Extracted data entries:

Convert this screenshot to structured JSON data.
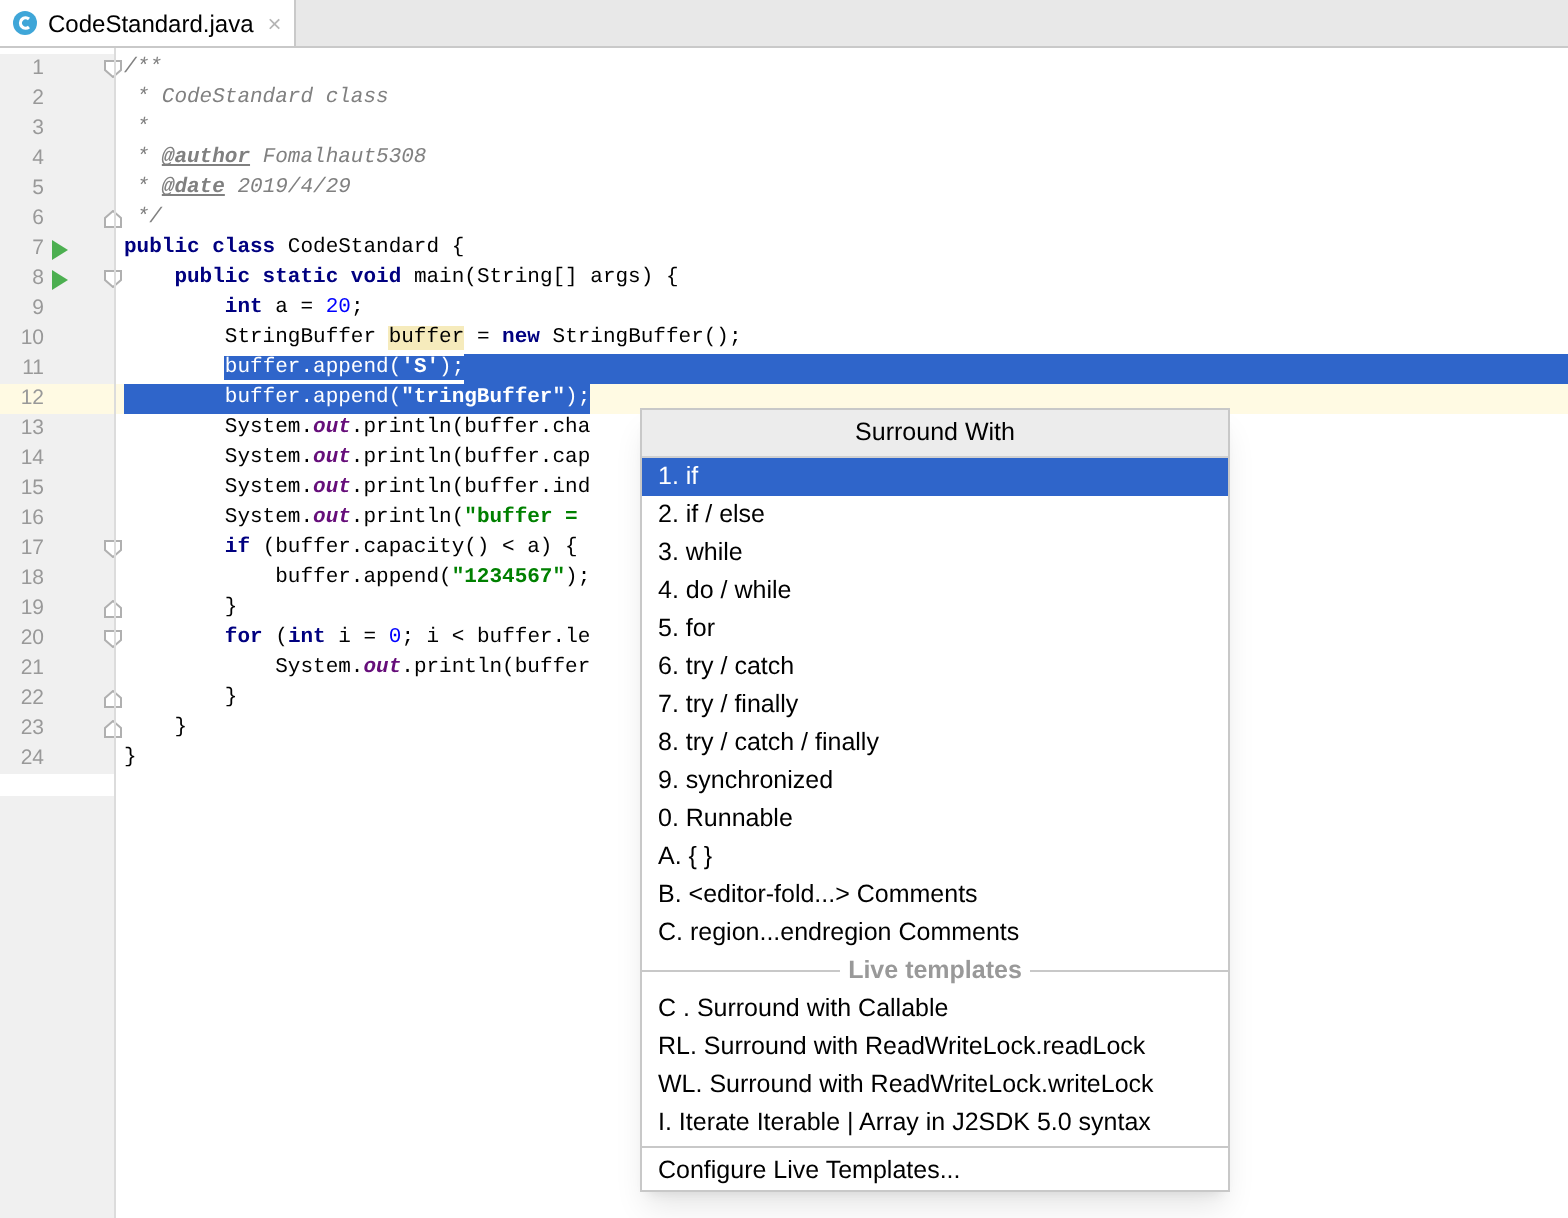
{
  "tabs": [
    {
      "label": "CodeStandard.java",
      "selected": true,
      "close": "×"
    }
  ],
  "lines": [
    {
      "n": "1",
      "run": false,
      "fold_start": true,
      "fold_end": false,
      "selected": false,
      "current": false,
      "tokens": [
        {
          "t": "/**",
          "kind": "comment"
        }
      ]
    },
    {
      "n": "2",
      "run": false,
      "fold_start": false,
      "fold_end": false,
      "selected": false,
      "current": false,
      "tokens": [
        {
          "t": " * CodeStandard class",
          "kind": "comment"
        }
      ]
    },
    {
      "n": "3",
      "run": false,
      "fold_start": false,
      "fold_end": false,
      "selected": false,
      "current": false,
      "tokens": [
        {
          "t": " *",
          "kind": "comment"
        }
      ]
    },
    {
      "n": "4",
      "run": false,
      "fold_start": false,
      "fold_end": false,
      "selected": false,
      "current": false,
      "tokens": [
        {
          "t": " * ",
          "kind": "comment"
        },
        {
          "t": "@author",
          "kind": "tag"
        },
        {
          "t": " Fomalhaut5308",
          "kind": "comment"
        }
      ]
    },
    {
      "n": "5",
      "run": false,
      "fold_start": false,
      "fold_end": false,
      "selected": false,
      "current": false,
      "tokens": [
        {
          "t": " * ",
          "kind": "comment"
        },
        {
          "t": "@date",
          "kind": "tag"
        },
        {
          "t": " 2019/4/29",
          "kind": "comment"
        }
      ]
    },
    {
      "n": "6",
      "run": false,
      "fold_start": false,
      "fold_end": true,
      "selected": false,
      "current": false,
      "tokens": [
        {
          "t": " */",
          "kind": "comment"
        }
      ]
    },
    {
      "n": "7",
      "run": true,
      "fold_start": false,
      "fold_end": false,
      "selected": false,
      "current": false,
      "tokens": [
        {
          "t": "public class ",
          "kind": "keyword"
        },
        {
          "t": "CodeStandard {",
          "kind": "plain"
        }
      ]
    },
    {
      "n": "8",
      "run": true,
      "fold_start": true,
      "fold_end": false,
      "selected": false,
      "current": false,
      "tokens": [
        {
          "t": "    public static void ",
          "kind": "keyword"
        },
        {
          "t": "main(String[] args) {",
          "kind": "plain"
        }
      ]
    },
    {
      "n": "9",
      "run": false,
      "fold_start": false,
      "fold_end": false,
      "selected": false,
      "current": false,
      "tokens": [
        {
          "t": "        int ",
          "kind": "keyword"
        },
        {
          "t": "a = ",
          "kind": "plain"
        },
        {
          "t": "20",
          "kind": "number"
        },
        {
          "t": ";",
          "kind": "plain"
        }
      ]
    },
    {
      "n": "10",
      "run": false,
      "fold_start": false,
      "fold_end": false,
      "selected": false,
      "current": false,
      "tokens": [
        {
          "t": "        StringBuffer ",
          "kind": "plain"
        },
        {
          "t": "buffer",
          "kind": "highlight"
        },
        {
          "t": " = ",
          "kind": "plain"
        },
        {
          "t": "new ",
          "kind": "keyword"
        },
        {
          "t": "StringBuffer();",
          "kind": "plain"
        }
      ]
    },
    {
      "n": "11",
      "run": false,
      "fold_start": false,
      "fold_end": false,
      "selected": true,
      "current": false,
      "tokens": [
        {
          "t": "        buffer.append(",
          "kind": "plain"
        },
        {
          "t": "'S'",
          "kind": "string"
        },
        {
          "t": ");",
          "kind": "plain"
        }
      ]
    },
    {
      "n": "12",
      "run": false,
      "fold_start": false,
      "fold_end": false,
      "selected": true,
      "current": true,
      "tokens": [
        {
          "t": "        buffer.append(",
          "kind": "plain"
        },
        {
          "t": "\"tringBuffer\"",
          "kind": "string"
        },
        {
          "t": ");",
          "kind": "plain"
        }
      ]
    },
    {
      "n": "13",
      "run": false,
      "fold_start": false,
      "fold_end": false,
      "selected": false,
      "current": false,
      "tokens": [
        {
          "t": "        System.",
          "kind": "plain"
        },
        {
          "t": "out",
          "kind": "field"
        },
        {
          "t": ".println(buffer.cha",
          "kind": "plain"
        }
      ]
    },
    {
      "n": "14",
      "run": false,
      "fold_start": false,
      "fold_end": false,
      "selected": false,
      "current": false,
      "tokens": [
        {
          "t": "        System.",
          "kind": "plain"
        },
        {
          "t": "out",
          "kind": "field"
        },
        {
          "t": ".println(buffer.cap",
          "kind": "plain"
        }
      ]
    },
    {
      "n": "15",
      "run": false,
      "fold_start": false,
      "fold_end": false,
      "selected": false,
      "current": false,
      "tokens": [
        {
          "t": "        System.",
          "kind": "plain"
        },
        {
          "t": "out",
          "kind": "field"
        },
        {
          "t": ".println(buffer.ind",
          "kind": "plain"
        }
      ]
    },
    {
      "n": "16",
      "run": false,
      "fold_start": false,
      "fold_end": false,
      "selected": false,
      "current": false,
      "tokens": [
        {
          "t": "        System.",
          "kind": "plain"
        },
        {
          "t": "out",
          "kind": "field"
        },
        {
          "t": ".println(",
          "kind": "plain"
        },
        {
          "t": "\"buffer =",
          "kind": "string"
        }
      ]
    },
    {
      "n": "17",
      "run": false,
      "fold_start": true,
      "fold_end": false,
      "selected": false,
      "current": false,
      "tokens": [
        {
          "t": "        if ",
          "kind": "keyword"
        },
        {
          "t": "(buffer.capacity() < a) {",
          "kind": "plain"
        }
      ]
    },
    {
      "n": "18",
      "run": false,
      "fold_start": false,
      "fold_end": false,
      "selected": false,
      "current": false,
      "tokens": [
        {
          "t": "            buffer.append(",
          "kind": "plain"
        },
        {
          "t": "\"1234567\"",
          "kind": "string"
        },
        {
          "t": ");",
          "kind": "plain"
        }
      ]
    },
    {
      "n": "19",
      "run": false,
      "fold_start": false,
      "fold_end": true,
      "selected": false,
      "current": false,
      "tokens": [
        {
          "t": "        }",
          "kind": "plain"
        }
      ]
    },
    {
      "n": "20",
      "run": false,
      "fold_start": true,
      "fold_end": false,
      "selected": false,
      "current": false,
      "tokens": [
        {
          "t": "        for ",
          "kind": "keyword"
        },
        {
          "t": "(",
          "kind": "plain"
        },
        {
          "t": "int ",
          "kind": "keyword"
        },
        {
          "t": "i = ",
          "kind": "plain"
        },
        {
          "t": "0",
          "kind": "number"
        },
        {
          "t": "; i < buffer.le",
          "kind": "plain"
        }
      ]
    },
    {
      "n": "21",
      "run": false,
      "fold_start": false,
      "fold_end": false,
      "selected": false,
      "current": false,
      "tokens": [
        {
          "t": "            System.",
          "kind": "plain"
        },
        {
          "t": "out",
          "kind": "field"
        },
        {
          "t": ".println(buffer",
          "kind": "plain"
        }
      ]
    },
    {
      "n": "22",
      "run": false,
      "fold_start": false,
      "fold_end": true,
      "selected": false,
      "current": false,
      "tokens": [
        {
          "t": "        }",
          "kind": "plain"
        }
      ]
    },
    {
      "n": "23",
      "run": false,
      "fold_start": false,
      "fold_end": true,
      "selected": false,
      "current": false,
      "tokens": [
        {
          "t": "    }",
          "kind": "plain"
        }
      ]
    },
    {
      "n": "24",
      "run": false,
      "fold_start": false,
      "fold_end": false,
      "selected": false,
      "current": false,
      "tokens": [
        {
          "t": "}",
          "kind": "plain"
        }
      ]
    }
  ],
  "popup": {
    "title": "Surround With",
    "items": [
      {
        "kind": "item",
        "label": "1. if",
        "selected": true
      },
      {
        "kind": "item",
        "label": "2. if / else",
        "selected": false
      },
      {
        "kind": "item",
        "label": "3. while",
        "selected": false
      },
      {
        "kind": "item",
        "label": "4. do / while",
        "selected": false
      },
      {
        "kind": "item",
        "label": "5. for",
        "selected": false
      },
      {
        "kind": "item",
        "label": "6. try / catch",
        "selected": false
      },
      {
        "kind": "item",
        "label": "7. try / finally",
        "selected": false
      },
      {
        "kind": "item",
        "label": "8. try / catch / finally",
        "selected": false
      },
      {
        "kind": "item",
        "label": "9. synchronized",
        "selected": false
      },
      {
        "kind": "item",
        "label": "0. Runnable",
        "selected": false
      },
      {
        "kind": "item",
        "label": "A. { }",
        "selected": false
      },
      {
        "kind": "item",
        "label": "B. <editor-fold...> Comments",
        "selected": false
      },
      {
        "kind": "item",
        "label": "C. region...endregion Comments",
        "selected": false
      },
      {
        "kind": "section",
        "label": "Live templates"
      },
      {
        "kind": "item",
        "label": "C . Surround with Callable",
        "selected": false
      },
      {
        "kind": "item",
        "label": "RL. Surround with ReadWriteLock.readLock",
        "selected": false
      },
      {
        "kind": "item",
        "label": "WL. Surround with ReadWriteLock.writeLock",
        "selected": false
      },
      {
        "kind": "item",
        "label": "I. Iterate Iterable | Array in J2SDK 5.0 syntax",
        "selected": false
      },
      {
        "kind": "separator"
      },
      {
        "kind": "item",
        "label": "Configure Live Templates...",
        "selected": false
      }
    ]
  }
}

## Task
Search the entries for the string "Comments" and collect each line that has it.

## The answer
        "label": "B. <editor-fold...> Comments",
        "label": "C. region...endregion Comments",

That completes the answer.